Give back exactly the lines from the one containing "Transcribe the text in this document." through the end of the records, including both, and no others.

-------- LISTING

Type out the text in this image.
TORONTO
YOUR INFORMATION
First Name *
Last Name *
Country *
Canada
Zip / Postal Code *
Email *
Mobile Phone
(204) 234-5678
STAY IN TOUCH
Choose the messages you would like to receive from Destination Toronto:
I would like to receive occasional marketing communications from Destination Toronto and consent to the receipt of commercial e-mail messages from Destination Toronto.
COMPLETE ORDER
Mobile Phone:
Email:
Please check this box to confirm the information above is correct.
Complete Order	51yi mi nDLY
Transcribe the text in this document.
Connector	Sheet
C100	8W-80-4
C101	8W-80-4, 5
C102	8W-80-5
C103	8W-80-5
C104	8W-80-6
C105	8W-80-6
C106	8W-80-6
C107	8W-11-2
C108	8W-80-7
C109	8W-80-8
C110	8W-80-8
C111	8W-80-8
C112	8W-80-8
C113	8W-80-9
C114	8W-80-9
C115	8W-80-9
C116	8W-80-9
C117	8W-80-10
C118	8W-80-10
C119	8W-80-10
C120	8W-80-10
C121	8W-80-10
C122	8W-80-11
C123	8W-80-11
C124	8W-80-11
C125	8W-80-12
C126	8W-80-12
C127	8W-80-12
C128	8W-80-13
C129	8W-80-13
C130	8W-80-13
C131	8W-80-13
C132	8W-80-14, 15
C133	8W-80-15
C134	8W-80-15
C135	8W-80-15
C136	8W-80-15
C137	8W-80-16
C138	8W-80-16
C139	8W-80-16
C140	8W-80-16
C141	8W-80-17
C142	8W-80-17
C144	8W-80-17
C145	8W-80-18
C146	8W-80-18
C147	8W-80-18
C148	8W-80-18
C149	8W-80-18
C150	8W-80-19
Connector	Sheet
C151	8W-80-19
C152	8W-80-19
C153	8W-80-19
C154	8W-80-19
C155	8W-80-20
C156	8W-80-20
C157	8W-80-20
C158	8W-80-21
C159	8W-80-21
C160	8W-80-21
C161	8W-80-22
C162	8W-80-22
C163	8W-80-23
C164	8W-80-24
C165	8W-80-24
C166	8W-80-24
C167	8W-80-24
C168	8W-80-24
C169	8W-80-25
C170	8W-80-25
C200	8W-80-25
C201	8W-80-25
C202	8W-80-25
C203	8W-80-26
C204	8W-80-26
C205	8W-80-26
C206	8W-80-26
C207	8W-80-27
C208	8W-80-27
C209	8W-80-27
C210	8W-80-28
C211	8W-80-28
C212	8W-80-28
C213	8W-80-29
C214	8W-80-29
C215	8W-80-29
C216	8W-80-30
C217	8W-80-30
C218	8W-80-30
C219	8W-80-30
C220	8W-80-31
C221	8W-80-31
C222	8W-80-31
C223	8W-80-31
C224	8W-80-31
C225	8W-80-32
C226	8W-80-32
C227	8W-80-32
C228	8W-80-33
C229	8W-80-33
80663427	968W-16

----------------

> **COMPLETED TASK**:
Transcribe the text in this document.
Connector	Sheet
C100	8W-80-4
C101	8W-80-4, 5
C102	8W-80-5
C103	8W-80-5
C104	8W-80-6
C105	8W-80-6
C106	8W-80-6
C107	8W-11-2
C108	8W-80-7
C109	8W-80-8
C110	8W-80-8
C111	8W-80-8
C112	8W-80-8
C113	8W-80-9
C114	8W-80-9
C115	8W-80-9
C116	8W-80-9
C117	8W-80-10
C118	8W-80-10
C119	8W-80-10
C120	8W-80-10
C121	8W-80-10
C122	8W-80-11
C123	8W-80-11
C124	8W-80-11
C125	8W-80-12
C126	8W-80-12
C127	8W-80-12
C128	8W-80-13
C129	8W-80-13
C130	8W-80-13
C131	8W-80-13
C132	8W-80-14, 15
C133	8W-80-15
C134	8W-80-15
C135	8W-80-15
C136	8W-80-15
C137	8W-80-16
C138	8W-80-16
C139	8W-80-16
C140	8W-80-16
C141	8W-80-17
C142	8W-80-17
C144	8W-80-17
C145	8W-80-18
C146	8W-80-18
C147	8W-80-18
C148	8W-80-18
C149	8W-80-18
C150	8W-80-19
Connector	Sheet
C151	8W-80-19
C152	8W-80-19
C153	8W-80-19
C154	8W-80-19
C155	8W-80-20
C156	8W-80-20
C157	8W-80-20
C158	8W-80-21
C159	8W-80-21
C160	8W-80-21
C161	8W-80-22
C162	8W-80-22
C163	8W-80-23
C164	8W-80-24
C165	8W-80-24
C166	8W-80-24
C167	8W-80-24
C168	8W-80-24
C169	8W-80-25
C170	8W-80-25
C200	8W-80-25
C201	8W-80-25
C202	8W-80-25
C203	8W-80-26
C204	8W-80-26
C205	8W-80-26
C206	8W-80-26
C207	8W-80-27
C208	8W-80-27
C209	8W-80-27
C210	8W-80-28
C211	8W-80-28
C212	8W-80-28
C213	8W-80-29
C214	8W-80-29
C215	8W-80-29
C216	8W-80-30
C217	8W-80-30
C218	8W-80-30
C219	8W-80-30
C220	8W-80-31
C221	8W-80-31
C222	8W-80-31
C223	8W-80-31
C224	8W-80-31
C225	8W-80-32
C226	8W-80-32
C227	8W-80-32
C228	8W-80-33
C229	8W-80-33
80663427	968W-16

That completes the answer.